Page extract:

Anywho, the whole thing of offering corrections....it's all in how it's done.
If I'm a dick about it or or seem like I'm trying to look smart or put others down over innocent mistakes, it's called grammar copping or being a grammar nazi. Who has time? We're typing on tiny phone keyboards here.
If it's presented as just for fun, or "for anyone who may happen to care", or as "nocop" (mere word info without judgment or sternness) then the intelligent people who frequent this site are normally very positive, open, and keen to learn fun new facts about their favorite language.
I usually don't edit email or message board text I write, so there are errors in my stuff on here as well. So what? :)
Actually, the subtly forced use of "they" with a singular antecedent weakens mental capacity. The mind can handle some contradictions, but not one that is used so frequently. It is also collectivist, taking an individual and dissolving him into a group plurality.
Ignorant and unstructured grammar leads to ignorant and unstructured thought, and the elitists know it. They are more sophisticated Stalinists.
I would respectfully disagree that singular they weakens mental capacity. I use it whenever it fits. There's an interesting historical justification for singular they, going back over 500 years.
Singular they, along with its inflected or derivative forms, them, their, theirs and themselves (or themself), is an epicene (gender-neutral) third-person pronoun. It typically occurs with an unspecified antecedent...The singular they emerged by the 14th century, about a century after the plural they. It has been commonly employed in everyday English ever since and has gained currency in official contexts.
wikipedia.org/wiki/Singular_they
As [Merriam-Webster] dictionary’s staff wrote...“English famously lacks a gender-neutral singular pronoun to correspond neatly with singular pronouns like everyone, someone, and anyone, and as a consequence ‘they’ has been used for this purpose for over 600 years.”
historians.org
The Oxford English Dictionary traces singular they back to 1375, where it appears in the medieval romance William and the Werewolf.
public.oed.com
I've always used it because euphony and common sense.
Euphony: Who doesn't hate the sound of stuff like "If the applicant would take his or her seat, and if he or she would take out his or her report that he or she plans to submit with his or her..." Gaaahhh!
Common sense: In a classroom full of females and one male student, it is "correct" by the rules of grammar but feels utterly ridiculous to say "Everyone needs to submit his final exam." The word "their" works so much better there, since "everyone" conveys the sense of a group of people even though it's technically singular.

Task to carry out: Write out the part of the singular they discussion that opens with "I usually don't" and closes with "more sophisticated Stalinists.", swapping "email" for "chat".

Extracted information:
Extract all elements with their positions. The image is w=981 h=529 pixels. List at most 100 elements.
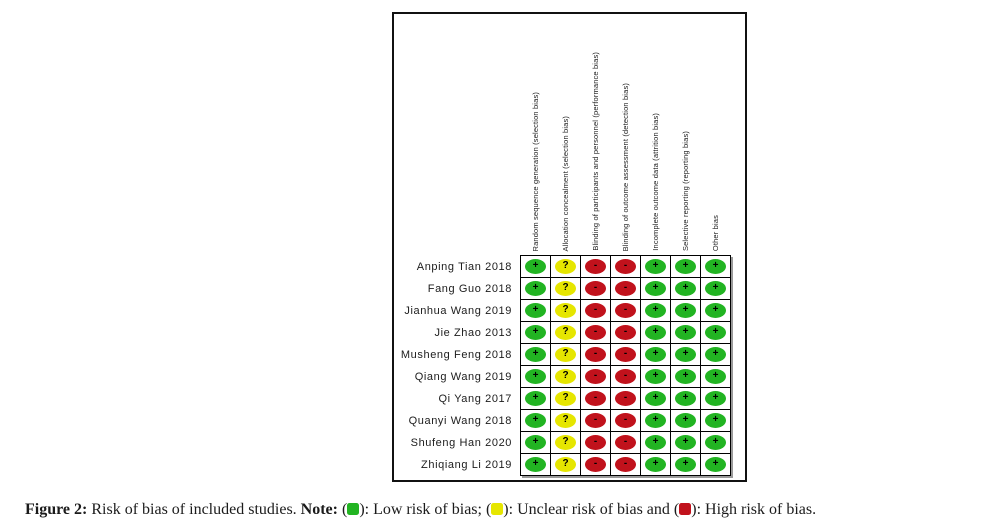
risk-cell: + — [641, 366, 671, 388]
risk-cell: - — [581, 322, 611, 344]
note-label: Note: — [300, 501, 338, 518]
risk-marker-high-icon: - — [615, 413, 636, 428]
risk-cell: + — [641, 300, 671, 322]
risk-marker-low-icon: + — [705, 391, 726, 406]
study-label: Qi Yang 2017 — [438, 393, 512, 405]
column-header: Blinding of outcome assessment (detectio… — [610, 14, 640, 255]
risk-cell: + — [521, 366, 551, 388]
risk-cell: + — [671, 256, 701, 278]
risk-marker-unclear-icon: ? — [555, 457, 576, 472]
risk-marker-unclear-icon: ? — [555, 391, 576, 406]
risk-cell: + — [671, 344, 701, 366]
column-header-label: Allocation concealment (selection bias) — [560, 115, 570, 252]
risk-marker-low-icon: + — [525, 325, 546, 340]
risk-marker-high-icon: - — [615, 457, 636, 472]
risk-marker-low-icon: + — [675, 325, 696, 340]
risk-cell: + — [641, 388, 671, 410]
risk-marker-low-icon: + — [645, 413, 666, 428]
risk-cell: + — [701, 344, 731, 366]
risk-cell: + — [641, 322, 671, 344]
column-header: Random sequence generation (selection bi… — [520, 14, 550, 255]
risk-cell: + — [671, 454, 701, 476]
risk-cell: + — [641, 410, 671, 432]
risk-marker-high-icon: - — [615, 391, 636, 406]
risk-marker-high-icon: - — [615, 435, 636, 450]
risk-cell: + — [521, 300, 551, 322]
risk-cell: + — [521, 454, 551, 476]
risk-marker-unclear-icon: ? — [555, 347, 576, 362]
risk-marker-low-icon: + — [705, 435, 726, 450]
risk-cell: + — [671, 300, 701, 322]
risk-grid: +? - - + + + +? - - + + + +? - - + + + +? - - + + + +? - - + + + +? - - +… — [520, 255, 731, 476]
risk-cell: ? — [551, 410, 581, 432]
risk-marker-low-icon: + — [675, 391, 696, 406]
risk-marker-high-icon: - — [615, 369, 636, 384]
risk-marker-unclear-icon: ? — [555, 259, 576, 274]
risk-marker-low-icon: + — [645, 391, 666, 406]
risk-cell: - — [611, 344, 641, 366]
risk-cell: + — [701, 410, 731, 432]
risk-cell: + — [521, 344, 551, 366]
legend-item: (): Unclear risk of bias and — [485, 501, 674, 518]
risk-marker-high-icon: - — [585, 391, 606, 406]
study-label: Qiang Wang 2019 — [414, 371, 512, 383]
risk-cell: - — [581, 344, 611, 366]
risk-marker-unclear-icon: ? — [555, 325, 576, 340]
risk-cell: + — [701, 366, 731, 388]
figure-caption: Figure 2: Risk of bias of included studi… — [25, 501, 970, 519]
risk-marker-low-icon: + — [525, 413, 546, 428]
risk-marker-high-icon: - — [585, 281, 606, 296]
risk-marker-low-icon: + — [645, 435, 666, 450]
risk-cell: - — [611, 322, 641, 344]
risk-of-bias-figure-panel: Random sequence generation (selection bi… — [392, 12, 747, 482]
risk-marker-high-icon: - — [585, 259, 606, 274]
risk-cell: - — [581, 366, 611, 388]
risk-cell: ? — [551, 256, 581, 278]
risk-marker-low-icon: + — [705, 413, 726, 428]
risk-cell: - — [581, 278, 611, 300]
risk-cell: - — [611, 366, 641, 388]
column-headers: Random sequence generation (selection bi… — [520, 14, 731, 255]
risk-cell: + — [521, 278, 551, 300]
risk-marker-low-icon: + — [525, 303, 546, 318]
risk-cell: ? — [551, 432, 581, 454]
study-label: Jie Zhao 2013 — [434, 327, 512, 339]
risk-marker-low-icon: + — [675, 457, 696, 472]
risk-marker-low-icon: + — [645, 281, 666, 296]
column-header: Blinding of participants and personnel (… — [580, 14, 610, 255]
risk-cell: + — [641, 256, 671, 278]
risk-cell: + — [521, 432, 551, 454]
risk-cell: + — [641, 344, 671, 366]
risk-marker-low-icon: + — [705, 259, 726, 274]
risk-marker-low-icon: + — [525, 347, 546, 362]
risk-cell: + — [701, 300, 731, 322]
risk-marker-low-icon: + — [705, 281, 726, 296]
risk-marker-high-icon: - — [585, 457, 606, 472]
risk-cell: - — [581, 300, 611, 322]
risk-marker-low-icon: + — [525, 369, 546, 384]
risk-cell: ? — [551, 366, 581, 388]
risk-marker-low-icon: + — [705, 457, 726, 472]
risk-marker-high-icon: - — [585, 347, 606, 362]
figure-label: Figure 2: — [25, 501, 88, 518]
legend-item: (): High risk of bias. — [673, 501, 817, 518]
study-label: Quanyi Wang 2018 — [408, 415, 512, 427]
legend-swatch-high-icon — [679, 503, 692, 515]
legend: (): Low risk of bias; (): Unclear risk o… — [342, 501, 816, 518]
risk-marker-low-icon: + — [705, 325, 726, 340]
column-header-label: Other bias — [710, 214, 720, 251]
risk-cell: - — [581, 410, 611, 432]
risk-marker-unclear-icon: ? — [555, 435, 576, 450]
study-label: Fang Guo 2018 — [427, 283, 512, 295]
risk-marker-unclear-icon: ? — [555, 369, 576, 384]
risk-cell: - — [611, 410, 641, 432]
risk-cell: - — [611, 388, 641, 410]
column-header-label: Selective reporting (reporting bias) — [680, 130, 690, 251]
risk-marker-low-icon: + — [525, 457, 546, 472]
risk-cell: + — [641, 432, 671, 454]
column-header-label: Blinding of outcome assessment (detectio… — [620, 82, 630, 251]
risk-cell: + — [671, 410, 701, 432]
risk-marker-low-icon: + — [675, 281, 696, 296]
column-header-label: Random sequence generation (selection bi… — [530, 91, 540, 251]
risk-cell: ? — [551, 388, 581, 410]
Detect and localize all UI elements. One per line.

Output:
I usually don't edit chat or message board text I write, so there are errors in my stuff on here as well. So what? :)
Actually, the subtly forced use of "they" with a singular antecedent weakens mental capacity. The mind can handle some contradictions, but not one that is used so frequently. It is also collectivist, taking an individual and dissolving him into a group plurality.
Ignorant and unstructured grammar leads to ignorant and unstructured thought, and the elitists know it. They are more sophisticated Stalinists.